▶ [The exercise]
Copy all of the material below exactly.

— START OF Listing —

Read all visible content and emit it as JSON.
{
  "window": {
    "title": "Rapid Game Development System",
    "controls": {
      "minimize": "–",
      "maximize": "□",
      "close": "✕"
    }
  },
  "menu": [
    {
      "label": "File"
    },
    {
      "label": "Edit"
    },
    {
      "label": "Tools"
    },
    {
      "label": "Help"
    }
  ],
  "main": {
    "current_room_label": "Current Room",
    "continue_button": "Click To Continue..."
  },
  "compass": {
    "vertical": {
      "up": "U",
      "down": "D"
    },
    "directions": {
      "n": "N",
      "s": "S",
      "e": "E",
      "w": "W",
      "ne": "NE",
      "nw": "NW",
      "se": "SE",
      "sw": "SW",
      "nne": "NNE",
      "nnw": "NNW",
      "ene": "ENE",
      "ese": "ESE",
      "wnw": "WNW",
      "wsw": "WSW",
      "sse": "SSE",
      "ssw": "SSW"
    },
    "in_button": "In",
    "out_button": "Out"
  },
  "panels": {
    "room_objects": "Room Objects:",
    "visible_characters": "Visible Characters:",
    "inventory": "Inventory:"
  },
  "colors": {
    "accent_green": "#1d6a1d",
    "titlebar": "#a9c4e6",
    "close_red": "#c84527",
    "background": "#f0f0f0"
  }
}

— END OF Listing —

▶ [Complete answer]
Read all visible content and emit it as JSON.
{
  "window": {
    "title": "Rapid Game Development System",
    "controls": {
      "minimize": "–",
      "maximize": "□",
      "close": "✕"
    }
  },
  "menu": [
    {
      "label": "File"
    },
    {
      "label": "Edit"
    },
    {
      "label": "Tools"
    },
    {
      "label": "Help"
    }
  ],
  "main": {
    "current_room_label": "Current Room",
    "continue_button": "Click To Continue..."
  },
  "compass": {
    "vertical": {
      "up": "U",
      "down": "D"
    },
    "directions": {
      "n": "N",
      "s": "S",
      "e": "E",
      "w": "W",
      "ne": "NE",
      "nw": "NW",
      "se": "SE",
      "sw": "SW",
      "nne": "NNE",
      "nnw": "NNW",
      "ene": "ENE",
      "ese": "ESE",
      "wnw": "WNW",
      "wsw": "WSW",
      "sse": "SSE",
      "ssw": "SSW"
    },
    "in_button": "In",
    "out_button": "Out"
  },
  "panels": {
    "room_objects": "Room Objects:",
    "visible_characters": "Visible Characters:",
    "inventory": "Inventory:"
  },
  "colors": {
    "accent_green": "#1d6a1d",
    "titlebar": "#a9c4e6",
    "close_red": "#c84527",
    "background": "#f0f0f0"
  }
}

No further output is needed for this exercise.